### INSTRUCTIONS FOR THE TASK
In the article about Lorde's canceled Tel Aviv concert, list each sentence of the ambassador's statement that begins "Music is a wonderful language."

### TEXT SHOWN
==========
Lorde should have contributed to ‘spirit of hope and peace’ – ambassador
Israel envoy to New Zealand says instead of canceling Tel Aviv gig, singer could have created ‘tolerance and friendship’ through her music
Israel’s ambassador to New Zealand wrote an open letter to pop star Lorde on Wednesday, telling her that instead of canceling her Tel Aviv concert she could have spread a positive message.
Itzhak Gerberg initially tweeted an invitation to the 21-year-old singer to meet with him over her decision to cave to pressure from Israel boycott activists.
Later he took to Facebook to address the songstress directly, telling her it was “regrettable” she had canceled her concert and disappointed her Israeli fans.
“Music is a wonderful language of tolerance and friendship, which brings people together,” he wrote. “Your concert in Israel could have spread the message that solutions come from constructive engagement that leads to compromise and cooperation. Music should unite not divide and your performance in Israel could have contributed to the spirit of hope and peace in the Middle East.”
==========
Data items:
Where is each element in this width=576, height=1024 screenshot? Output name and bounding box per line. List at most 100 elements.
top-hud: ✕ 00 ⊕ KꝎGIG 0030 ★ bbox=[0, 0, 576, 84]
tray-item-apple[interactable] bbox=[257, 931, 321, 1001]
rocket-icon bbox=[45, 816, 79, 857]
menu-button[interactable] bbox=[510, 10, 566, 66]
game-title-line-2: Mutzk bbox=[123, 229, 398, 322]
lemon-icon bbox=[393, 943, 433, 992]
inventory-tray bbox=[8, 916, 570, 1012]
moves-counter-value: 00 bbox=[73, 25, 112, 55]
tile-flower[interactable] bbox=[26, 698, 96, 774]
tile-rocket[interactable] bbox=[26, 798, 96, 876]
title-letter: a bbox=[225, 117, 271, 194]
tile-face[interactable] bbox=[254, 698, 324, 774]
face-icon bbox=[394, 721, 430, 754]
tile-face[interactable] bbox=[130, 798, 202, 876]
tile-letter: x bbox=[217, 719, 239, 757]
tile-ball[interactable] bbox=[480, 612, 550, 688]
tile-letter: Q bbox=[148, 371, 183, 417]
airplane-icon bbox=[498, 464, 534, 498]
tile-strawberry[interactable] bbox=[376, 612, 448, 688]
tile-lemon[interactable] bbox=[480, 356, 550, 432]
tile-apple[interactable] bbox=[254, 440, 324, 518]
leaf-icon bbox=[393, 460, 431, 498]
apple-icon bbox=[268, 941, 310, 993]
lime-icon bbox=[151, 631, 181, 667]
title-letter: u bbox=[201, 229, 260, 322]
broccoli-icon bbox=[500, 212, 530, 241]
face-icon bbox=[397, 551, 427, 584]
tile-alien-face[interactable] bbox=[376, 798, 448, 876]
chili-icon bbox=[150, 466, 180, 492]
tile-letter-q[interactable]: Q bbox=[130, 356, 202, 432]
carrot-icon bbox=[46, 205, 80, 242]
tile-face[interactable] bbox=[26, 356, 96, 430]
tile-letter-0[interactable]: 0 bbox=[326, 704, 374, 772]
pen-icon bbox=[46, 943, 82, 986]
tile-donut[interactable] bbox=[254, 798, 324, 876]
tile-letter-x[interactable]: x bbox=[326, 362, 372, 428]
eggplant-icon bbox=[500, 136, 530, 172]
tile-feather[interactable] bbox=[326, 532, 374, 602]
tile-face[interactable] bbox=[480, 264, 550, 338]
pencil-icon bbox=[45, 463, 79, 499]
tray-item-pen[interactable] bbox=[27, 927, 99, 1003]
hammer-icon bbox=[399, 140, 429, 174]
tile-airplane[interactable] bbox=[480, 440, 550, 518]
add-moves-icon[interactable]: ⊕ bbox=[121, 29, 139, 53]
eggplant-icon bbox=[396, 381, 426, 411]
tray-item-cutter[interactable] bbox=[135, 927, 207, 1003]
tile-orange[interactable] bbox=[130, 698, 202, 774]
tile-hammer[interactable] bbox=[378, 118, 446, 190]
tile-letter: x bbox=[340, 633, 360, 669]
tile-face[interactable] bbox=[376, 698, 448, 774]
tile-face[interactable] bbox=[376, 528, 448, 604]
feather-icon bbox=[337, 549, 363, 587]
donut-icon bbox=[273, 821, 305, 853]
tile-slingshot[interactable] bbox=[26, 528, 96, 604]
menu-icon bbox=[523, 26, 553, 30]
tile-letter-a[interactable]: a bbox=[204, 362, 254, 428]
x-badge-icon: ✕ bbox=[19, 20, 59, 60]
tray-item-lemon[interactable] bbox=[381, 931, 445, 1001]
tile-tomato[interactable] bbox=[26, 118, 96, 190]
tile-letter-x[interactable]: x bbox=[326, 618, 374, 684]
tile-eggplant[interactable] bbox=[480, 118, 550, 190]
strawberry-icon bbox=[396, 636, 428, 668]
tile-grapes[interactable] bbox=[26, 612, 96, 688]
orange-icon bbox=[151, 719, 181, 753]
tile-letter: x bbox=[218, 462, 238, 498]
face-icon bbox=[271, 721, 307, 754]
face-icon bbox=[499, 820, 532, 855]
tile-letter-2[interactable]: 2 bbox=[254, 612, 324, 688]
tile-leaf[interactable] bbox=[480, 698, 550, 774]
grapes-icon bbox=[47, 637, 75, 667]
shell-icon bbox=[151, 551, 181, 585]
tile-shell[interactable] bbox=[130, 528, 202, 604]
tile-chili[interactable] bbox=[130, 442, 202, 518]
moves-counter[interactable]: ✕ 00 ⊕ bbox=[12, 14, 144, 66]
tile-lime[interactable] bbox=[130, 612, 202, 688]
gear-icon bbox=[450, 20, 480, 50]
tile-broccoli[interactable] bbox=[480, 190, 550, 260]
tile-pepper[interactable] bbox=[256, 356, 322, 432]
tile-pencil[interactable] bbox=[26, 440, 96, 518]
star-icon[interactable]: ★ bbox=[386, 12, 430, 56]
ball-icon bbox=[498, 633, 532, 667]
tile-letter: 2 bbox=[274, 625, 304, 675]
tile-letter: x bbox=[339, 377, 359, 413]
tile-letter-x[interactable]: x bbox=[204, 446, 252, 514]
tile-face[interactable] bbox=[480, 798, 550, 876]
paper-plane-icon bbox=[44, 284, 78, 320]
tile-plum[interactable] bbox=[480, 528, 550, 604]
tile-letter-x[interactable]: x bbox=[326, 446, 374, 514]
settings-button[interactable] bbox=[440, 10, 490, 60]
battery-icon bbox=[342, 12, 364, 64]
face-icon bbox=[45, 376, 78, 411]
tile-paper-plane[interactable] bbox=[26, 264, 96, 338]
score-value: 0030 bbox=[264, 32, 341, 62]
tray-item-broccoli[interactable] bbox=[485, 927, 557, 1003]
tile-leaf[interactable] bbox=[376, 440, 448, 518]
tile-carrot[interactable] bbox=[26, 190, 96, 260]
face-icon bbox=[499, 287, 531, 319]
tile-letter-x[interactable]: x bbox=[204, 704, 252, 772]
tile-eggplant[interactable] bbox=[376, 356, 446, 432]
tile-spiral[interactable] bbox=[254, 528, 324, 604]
==========
### ANSWER
1. Music is a wonderful language of tolerance and friendship, which brings people together.
2. Your concert in Israel could have spread the message that solutions come from constructive engagement that leads to compromise and cooperation.
3. Music should unite not divide and your performance in Israel could have contributed to the spirit of hope and peace in the Middle East.